::: PASSAGE TO READ
Inflation risk: Inflation risk refers to the risk that your purchasing power will fall as inflation increases. If you have a coffee can stuffed with a thousand dollars buried in your backyard, you can be pretty sure that the $1,000 will still be there when you dig it out of the ground in five years. However, the $1,000 is worthless in five years because the value of a dollar will have fallen due to inflation. The same is true for money saved in bank accounts, CDs, or anything else not pegged to inflation. If inflation is 5% a year, you lose five dollars out of every hundred dollars each and every year. This risk is dangerous because it’s difficult to see with your eyes. You still see your thousand dollars sitting there, but you forget that the jar of peanut butter you buy each month or the gallon of milk you buy each week has gotten a little more expensive (or they shrank the jar!).
Currency risk: Another risk you face is that the dollar loses its value against other currencies. This is important because you’ll probably be buying products manufacturer or produced overseas and so your purchasing power will once against be tested. If you lock up your funds in a bond or CD, the risk that the dollar’s value goes down will have an impact on your savings.
Are these two reasons enough to preclude you from putting your money into a bond (or CD or savings account)? I don’t think so, but you need to be aware of them.
::::::
::: THE DATA
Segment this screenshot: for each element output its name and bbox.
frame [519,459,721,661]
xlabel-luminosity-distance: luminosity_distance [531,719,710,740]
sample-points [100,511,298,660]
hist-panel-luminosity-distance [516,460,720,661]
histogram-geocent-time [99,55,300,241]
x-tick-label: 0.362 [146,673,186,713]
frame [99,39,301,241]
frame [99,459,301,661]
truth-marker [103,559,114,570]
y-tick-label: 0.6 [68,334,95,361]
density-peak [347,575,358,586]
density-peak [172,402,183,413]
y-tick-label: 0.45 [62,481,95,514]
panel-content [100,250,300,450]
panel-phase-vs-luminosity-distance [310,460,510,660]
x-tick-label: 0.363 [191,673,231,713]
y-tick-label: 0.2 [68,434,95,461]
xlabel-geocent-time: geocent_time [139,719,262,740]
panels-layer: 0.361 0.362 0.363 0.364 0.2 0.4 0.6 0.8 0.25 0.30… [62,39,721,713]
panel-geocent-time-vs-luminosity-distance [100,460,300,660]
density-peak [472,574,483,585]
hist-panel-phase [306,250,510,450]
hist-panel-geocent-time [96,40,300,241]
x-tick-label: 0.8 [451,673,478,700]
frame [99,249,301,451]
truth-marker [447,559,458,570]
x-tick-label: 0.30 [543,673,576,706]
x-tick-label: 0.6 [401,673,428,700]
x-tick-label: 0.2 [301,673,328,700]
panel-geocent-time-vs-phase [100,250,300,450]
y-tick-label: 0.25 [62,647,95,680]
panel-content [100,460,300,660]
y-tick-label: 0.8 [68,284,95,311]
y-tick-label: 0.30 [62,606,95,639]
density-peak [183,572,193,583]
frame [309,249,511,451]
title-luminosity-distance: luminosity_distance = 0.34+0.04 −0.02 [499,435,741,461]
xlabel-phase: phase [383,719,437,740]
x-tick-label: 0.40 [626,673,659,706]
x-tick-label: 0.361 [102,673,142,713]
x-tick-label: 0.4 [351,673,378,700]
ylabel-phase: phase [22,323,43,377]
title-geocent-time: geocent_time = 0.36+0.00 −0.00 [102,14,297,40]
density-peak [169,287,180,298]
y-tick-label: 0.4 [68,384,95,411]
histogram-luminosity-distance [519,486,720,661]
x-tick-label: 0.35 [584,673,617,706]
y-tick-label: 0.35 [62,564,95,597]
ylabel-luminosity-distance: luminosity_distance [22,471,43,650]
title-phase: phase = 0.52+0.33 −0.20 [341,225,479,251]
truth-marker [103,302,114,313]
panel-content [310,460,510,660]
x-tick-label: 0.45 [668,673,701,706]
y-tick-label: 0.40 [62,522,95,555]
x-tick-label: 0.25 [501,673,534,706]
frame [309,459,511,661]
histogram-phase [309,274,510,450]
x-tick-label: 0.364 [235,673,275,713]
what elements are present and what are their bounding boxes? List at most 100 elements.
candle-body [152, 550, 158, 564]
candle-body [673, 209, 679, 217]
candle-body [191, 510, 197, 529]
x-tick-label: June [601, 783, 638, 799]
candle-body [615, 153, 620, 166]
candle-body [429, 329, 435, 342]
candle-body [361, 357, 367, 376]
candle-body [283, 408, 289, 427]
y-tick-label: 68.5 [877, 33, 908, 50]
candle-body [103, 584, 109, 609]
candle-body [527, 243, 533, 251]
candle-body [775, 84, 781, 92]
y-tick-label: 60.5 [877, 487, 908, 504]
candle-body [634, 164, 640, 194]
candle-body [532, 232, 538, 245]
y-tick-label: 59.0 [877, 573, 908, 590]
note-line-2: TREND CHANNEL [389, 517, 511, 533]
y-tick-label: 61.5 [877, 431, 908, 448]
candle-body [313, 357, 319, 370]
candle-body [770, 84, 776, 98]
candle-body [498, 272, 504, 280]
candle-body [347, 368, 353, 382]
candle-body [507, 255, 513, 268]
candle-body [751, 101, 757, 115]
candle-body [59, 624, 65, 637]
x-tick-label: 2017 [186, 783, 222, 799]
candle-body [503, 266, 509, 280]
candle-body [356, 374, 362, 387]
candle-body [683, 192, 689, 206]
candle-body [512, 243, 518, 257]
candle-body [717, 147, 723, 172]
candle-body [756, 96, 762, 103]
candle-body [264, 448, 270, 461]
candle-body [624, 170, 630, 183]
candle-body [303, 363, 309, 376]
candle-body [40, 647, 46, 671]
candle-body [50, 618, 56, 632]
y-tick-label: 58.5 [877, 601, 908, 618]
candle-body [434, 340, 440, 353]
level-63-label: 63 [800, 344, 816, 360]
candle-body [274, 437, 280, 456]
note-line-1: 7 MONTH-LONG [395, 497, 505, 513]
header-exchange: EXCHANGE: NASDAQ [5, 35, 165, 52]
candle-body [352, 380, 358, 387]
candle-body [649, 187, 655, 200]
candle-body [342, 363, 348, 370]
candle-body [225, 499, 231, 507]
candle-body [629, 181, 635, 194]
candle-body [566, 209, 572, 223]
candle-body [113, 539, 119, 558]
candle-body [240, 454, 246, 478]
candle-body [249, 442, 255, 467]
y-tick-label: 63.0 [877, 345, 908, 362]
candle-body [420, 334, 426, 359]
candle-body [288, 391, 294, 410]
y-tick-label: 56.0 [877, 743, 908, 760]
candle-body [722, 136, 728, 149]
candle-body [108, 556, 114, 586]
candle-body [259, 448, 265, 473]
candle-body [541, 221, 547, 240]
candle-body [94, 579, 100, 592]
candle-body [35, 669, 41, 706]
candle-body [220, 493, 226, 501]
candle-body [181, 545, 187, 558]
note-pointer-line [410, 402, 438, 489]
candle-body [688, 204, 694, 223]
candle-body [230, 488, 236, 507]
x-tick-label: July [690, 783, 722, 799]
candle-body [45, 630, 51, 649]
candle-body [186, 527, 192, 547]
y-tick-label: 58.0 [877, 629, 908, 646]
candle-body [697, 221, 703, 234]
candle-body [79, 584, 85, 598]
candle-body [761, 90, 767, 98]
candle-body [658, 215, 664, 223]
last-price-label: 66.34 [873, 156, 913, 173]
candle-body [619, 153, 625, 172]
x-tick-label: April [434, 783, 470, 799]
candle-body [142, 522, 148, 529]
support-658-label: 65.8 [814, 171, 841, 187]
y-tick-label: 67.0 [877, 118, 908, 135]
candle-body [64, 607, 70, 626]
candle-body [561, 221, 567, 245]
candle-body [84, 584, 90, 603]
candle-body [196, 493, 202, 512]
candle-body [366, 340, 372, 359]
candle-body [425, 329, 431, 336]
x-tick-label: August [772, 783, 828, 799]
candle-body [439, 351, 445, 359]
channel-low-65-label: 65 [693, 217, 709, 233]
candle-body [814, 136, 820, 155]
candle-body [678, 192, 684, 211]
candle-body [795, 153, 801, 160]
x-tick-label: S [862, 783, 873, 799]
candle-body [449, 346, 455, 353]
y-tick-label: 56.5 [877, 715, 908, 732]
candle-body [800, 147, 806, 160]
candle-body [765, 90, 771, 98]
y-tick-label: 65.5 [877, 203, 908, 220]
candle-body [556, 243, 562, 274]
::::::
= WHAT THE TASK REQUIRES =
Answer these questions from the passage on inflation and currency risk:
1. At 5% inflation a year, how much is lost from every hundred dollars each year?
2. Currency risk is the risk that the dollar loses its value against what?
3. Does the writer think these two risks are enough to rule out putting money into a bond?

= ANSWER =
1. Five dollars.
2. Other currencies.
3. No, but the writer says you need to be aware of them.